» **Task**
Rewrite the data below as a numbered list, one item per line, and drop any blank lines.

» **Information shown**
++++++++

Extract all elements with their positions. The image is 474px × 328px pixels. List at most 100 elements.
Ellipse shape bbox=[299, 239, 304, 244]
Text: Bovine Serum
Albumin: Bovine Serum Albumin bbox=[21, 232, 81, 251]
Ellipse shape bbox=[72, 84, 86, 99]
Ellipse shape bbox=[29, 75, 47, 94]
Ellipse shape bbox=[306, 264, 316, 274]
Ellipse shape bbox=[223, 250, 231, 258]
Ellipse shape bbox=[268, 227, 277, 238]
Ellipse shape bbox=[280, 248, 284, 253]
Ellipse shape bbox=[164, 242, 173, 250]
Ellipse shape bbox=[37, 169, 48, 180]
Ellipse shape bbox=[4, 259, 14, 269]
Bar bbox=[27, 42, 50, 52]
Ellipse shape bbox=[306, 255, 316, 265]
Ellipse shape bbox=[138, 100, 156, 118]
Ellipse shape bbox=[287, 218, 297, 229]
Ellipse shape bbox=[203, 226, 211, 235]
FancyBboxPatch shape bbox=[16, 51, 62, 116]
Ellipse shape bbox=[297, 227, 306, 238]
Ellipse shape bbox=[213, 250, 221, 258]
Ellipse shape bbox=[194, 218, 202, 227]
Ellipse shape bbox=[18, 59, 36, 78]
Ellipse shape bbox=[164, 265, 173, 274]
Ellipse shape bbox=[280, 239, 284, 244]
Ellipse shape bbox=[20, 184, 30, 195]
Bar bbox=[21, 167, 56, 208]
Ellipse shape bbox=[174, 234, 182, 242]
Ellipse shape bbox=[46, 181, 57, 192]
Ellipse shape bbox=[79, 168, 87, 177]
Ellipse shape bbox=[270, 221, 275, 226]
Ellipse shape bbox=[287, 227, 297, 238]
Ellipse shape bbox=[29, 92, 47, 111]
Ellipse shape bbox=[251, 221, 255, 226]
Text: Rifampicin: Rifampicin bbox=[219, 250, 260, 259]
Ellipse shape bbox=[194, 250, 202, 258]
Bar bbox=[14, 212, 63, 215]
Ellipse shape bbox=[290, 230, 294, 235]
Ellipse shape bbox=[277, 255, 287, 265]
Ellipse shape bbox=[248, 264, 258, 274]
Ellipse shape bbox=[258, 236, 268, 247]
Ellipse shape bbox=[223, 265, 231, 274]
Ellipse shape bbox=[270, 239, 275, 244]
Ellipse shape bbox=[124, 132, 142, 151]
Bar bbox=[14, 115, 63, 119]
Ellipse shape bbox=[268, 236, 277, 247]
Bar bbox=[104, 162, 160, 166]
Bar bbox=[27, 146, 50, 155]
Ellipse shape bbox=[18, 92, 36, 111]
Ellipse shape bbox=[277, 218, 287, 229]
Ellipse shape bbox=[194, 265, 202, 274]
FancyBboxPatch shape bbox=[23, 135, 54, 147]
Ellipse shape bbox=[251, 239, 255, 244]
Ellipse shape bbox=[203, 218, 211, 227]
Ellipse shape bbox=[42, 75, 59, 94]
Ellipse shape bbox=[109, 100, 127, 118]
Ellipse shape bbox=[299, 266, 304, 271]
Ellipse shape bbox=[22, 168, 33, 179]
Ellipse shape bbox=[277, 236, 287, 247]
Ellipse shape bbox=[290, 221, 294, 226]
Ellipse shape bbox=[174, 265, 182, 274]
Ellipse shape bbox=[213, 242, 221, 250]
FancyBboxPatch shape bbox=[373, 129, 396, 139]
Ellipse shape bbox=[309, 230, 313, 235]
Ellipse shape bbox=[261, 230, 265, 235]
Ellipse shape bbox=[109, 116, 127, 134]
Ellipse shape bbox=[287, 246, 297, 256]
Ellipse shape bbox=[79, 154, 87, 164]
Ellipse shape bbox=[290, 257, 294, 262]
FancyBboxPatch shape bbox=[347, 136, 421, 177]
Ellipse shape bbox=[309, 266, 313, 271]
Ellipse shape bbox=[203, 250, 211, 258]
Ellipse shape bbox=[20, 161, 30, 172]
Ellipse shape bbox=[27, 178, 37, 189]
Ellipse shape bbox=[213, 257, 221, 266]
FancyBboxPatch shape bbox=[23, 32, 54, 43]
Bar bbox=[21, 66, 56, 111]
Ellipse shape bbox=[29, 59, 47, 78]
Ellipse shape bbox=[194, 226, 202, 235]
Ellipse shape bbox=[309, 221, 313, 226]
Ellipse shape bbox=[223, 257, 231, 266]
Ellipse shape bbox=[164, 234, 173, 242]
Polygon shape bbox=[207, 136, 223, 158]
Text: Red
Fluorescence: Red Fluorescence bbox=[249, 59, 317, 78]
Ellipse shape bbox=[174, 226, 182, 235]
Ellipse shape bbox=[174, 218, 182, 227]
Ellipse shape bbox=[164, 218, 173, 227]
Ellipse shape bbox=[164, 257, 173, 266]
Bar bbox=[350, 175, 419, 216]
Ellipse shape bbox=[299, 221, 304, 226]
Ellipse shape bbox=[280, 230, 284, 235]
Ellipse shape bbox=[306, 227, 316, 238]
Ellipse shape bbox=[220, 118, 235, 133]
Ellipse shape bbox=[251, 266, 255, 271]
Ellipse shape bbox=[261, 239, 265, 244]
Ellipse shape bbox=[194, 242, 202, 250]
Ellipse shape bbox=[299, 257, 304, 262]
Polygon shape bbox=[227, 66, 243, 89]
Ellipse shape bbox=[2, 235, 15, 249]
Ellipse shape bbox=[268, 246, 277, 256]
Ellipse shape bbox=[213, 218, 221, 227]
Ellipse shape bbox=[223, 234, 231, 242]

++++++++

» **Solution to this task**
1. Extract all elements with their positions. The image is 474px × 328px pixels. List at most 100 elements.
2. Ellipse shape bbox=[299, 239, 304, 244]
3. Text: Bovine Serum
4. Albumin: Bovine Serum Albumin bbox=[21, 232, 81, 251]
5. Ellipse shape bbox=[72, 84, 86, 99]
6. Ellipse shape bbox=[29, 75, 47, 94]
7. Ellipse shape bbox=[306, 264, 316, 274]
8. Ellipse shape bbox=[223, 250, 231, 258]
9. Ellipse shape bbox=[268, 227, 277, 238]
10. Ellipse shape bbox=[280, 248, 284, 253]
11. Ellipse shape bbox=[164, 242, 173, 250]
12. Ellipse shape bbox=[37, 169, 48, 180]
13. Ellipse shape bbox=[4, 259, 14, 269]
14. Bar bbox=[27, 42, 50, 52]
15. Ellipse shape bbox=[306, 255, 316, 265]
16. Ellipse shape bbox=[138, 100, 156, 118]
17. Ellipse shape bbox=[287, 218, 297, 229]
18. Ellipse shape bbox=[203, 226, 211, 235]
19. FancyBboxPatch shape bbox=[16, 51, 62, 116]
20. Ellipse shape bbox=[297, 227, 306, 238]
21. Ellipse shape bbox=[213, 250, 221, 258]
22. Ellipse shape bbox=[194, 218, 202, 227]
23. Ellipse shape bbox=[18, 59, 36, 78]
24. Ellipse shape bbox=[164, 265, 173, 274]
25. Ellipse shape bbox=[280, 239, 284, 244]
26. Ellipse shape bbox=[20, 184, 30, 195]
27. Bar bbox=[21, 167, 56, 208]
28. Ellipse shape bbox=[174, 234, 182, 242]
29. Ellipse shape bbox=[46, 181, 57, 192]
30. Ellipse shape bbox=[79, 168, 87, 177]
31. Ellipse shape bbox=[270, 221, 275, 226]
32. Ellipse shape bbox=[287, 227, 297, 238]
33. Ellipse shape bbox=[29, 92, 47, 111]
34. Ellipse shape bbox=[251, 221, 255, 226]
35. Text: Rifampicin: Rifampicin bbox=[219, 250, 260, 259]
36. Ellipse shape bbox=[194, 250, 202, 258]
37. Bar bbox=[14, 212, 63, 215]
38. Ellipse shape bbox=[290, 230, 294, 235]
39. Ellipse shape bbox=[277, 255, 287, 265]
40. Ellipse shape bbox=[248, 264, 258, 274]
41. Ellipse shape bbox=[258, 236, 268, 247]
42. Ellipse shape bbox=[223, 265, 231, 274]
43. Ellipse shape bbox=[270, 239, 275, 244]
44. Ellipse shape bbox=[124, 132, 142, 151]
45. Bar bbox=[14, 115, 63, 119]
46. Ellipse shape bbox=[268, 236, 277, 247]
47. Bar bbox=[104, 162, 160, 166]
48. Bar bbox=[27, 146, 50, 155]
49. Ellipse shape bbox=[18, 92, 36, 111]
50. Ellipse shape bbox=[277, 218, 287, 229]
51. Ellipse shape bbox=[194, 265, 202, 274]
52. FancyBboxPatch shape bbox=[23, 135, 54, 147]
53. Ellipse shape bbox=[251, 239, 255, 244]
54. Ellipse shape bbox=[203, 218, 211, 227]
55. Ellipse shape bbox=[42, 75, 59, 94]
56. Ellipse shape bbox=[109, 100, 127, 118]
57. Ellipse shape bbox=[299, 266, 304, 271]
58. Ellipse shape bbox=[22, 168, 33, 179]
59. Ellipse shape bbox=[277, 236, 287, 247]
60. Ellipse shape bbox=[290, 221, 294, 226]
61. Ellipse shape bbox=[174, 265, 182, 274]
62. Ellipse shape bbox=[213, 242, 221, 250]
63. FancyBboxPatch shape bbox=[373, 129, 396, 139]
64. Ellipse shape bbox=[309, 230, 313, 235]
65. Ellipse shape bbox=[261, 230, 265, 235]
66. Ellipse shape bbox=[109, 116, 127, 134]
67. Ellipse shape bbox=[287, 246, 297, 256]
68. Ellipse shape bbox=[79, 154, 87, 164]
69. Ellipse shape bbox=[290, 257, 294, 262]
70. FancyBboxPatch shape bbox=[347, 136, 421, 177]
71. Ellipse shape bbox=[309, 266, 313, 271]
72. Ellipse shape bbox=[203, 250, 211, 258]
73. Ellipse shape bbox=[20, 161, 30, 172]
74. Ellipse shape bbox=[27, 178, 37, 189]
75. Ellipse shape bbox=[213, 257, 221, 266]
76. FancyBboxPatch shape bbox=[23, 32, 54, 43]
77. Bar bbox=[21, 66, 56, 111]
78. Ellipse shape bbox=[29, 59, 47, 78]
79. Ellipse shape bbox=[194, 226, 202, 235]
80. Ellipse shape bbox=[309, 221, 313, 226]
81. Ellipse shape bbox=[223, 257, 231, 266]
82. Ellipse shape bbox=[164, 234, 173, 242]
83. Polygon shape bbox=[207, 136, 223, 158]
84. Text: Red
85. Fluorescence: Red Fluorescence bbox=[249, 59, 317, 78]
86. Ellipse shape bbox=[174, 226, 182, 235]
87. Ellipse shape bbox=[174, 218, 182, 227]
88. Ellipse shape bbox=[164, 218, 173, 227]
89. Ellipse shape bbox=[164, 257, 173, 266]
90. Bar bbox=[350, 175, 419, 216]
91. Ellipse shape bbox=[299, 221, 304, 226]
92. Ellipse shape bbox=[280, 230, 284, 235]
93. Ellipse shape bbox=[306, 227, 316, 238]
94. Ellipse shape bbox=[220, 118, 235, 133]
95. Ellipse shape bbox=[251, 266, 255, 271]
96. Ellipse shape bbox=[261, 239, 265, 244]
97. Ellipse shape bbox=[194, 242, 202, 250]
98. Ellipse shape bbox=[299, 257, 304, 262]
99. Polygon shape bbox=[227, 66, 243, 89]
100. Ellipse shape bbox=[2, 235, 15, 249]
101. Ellipse shape bbox=[268, 246, 277, 256]
102. Ellipse shape bbox=[213, 218, 221, 227]
103. Ellipse shape bbox=[223, 234, 231, 242]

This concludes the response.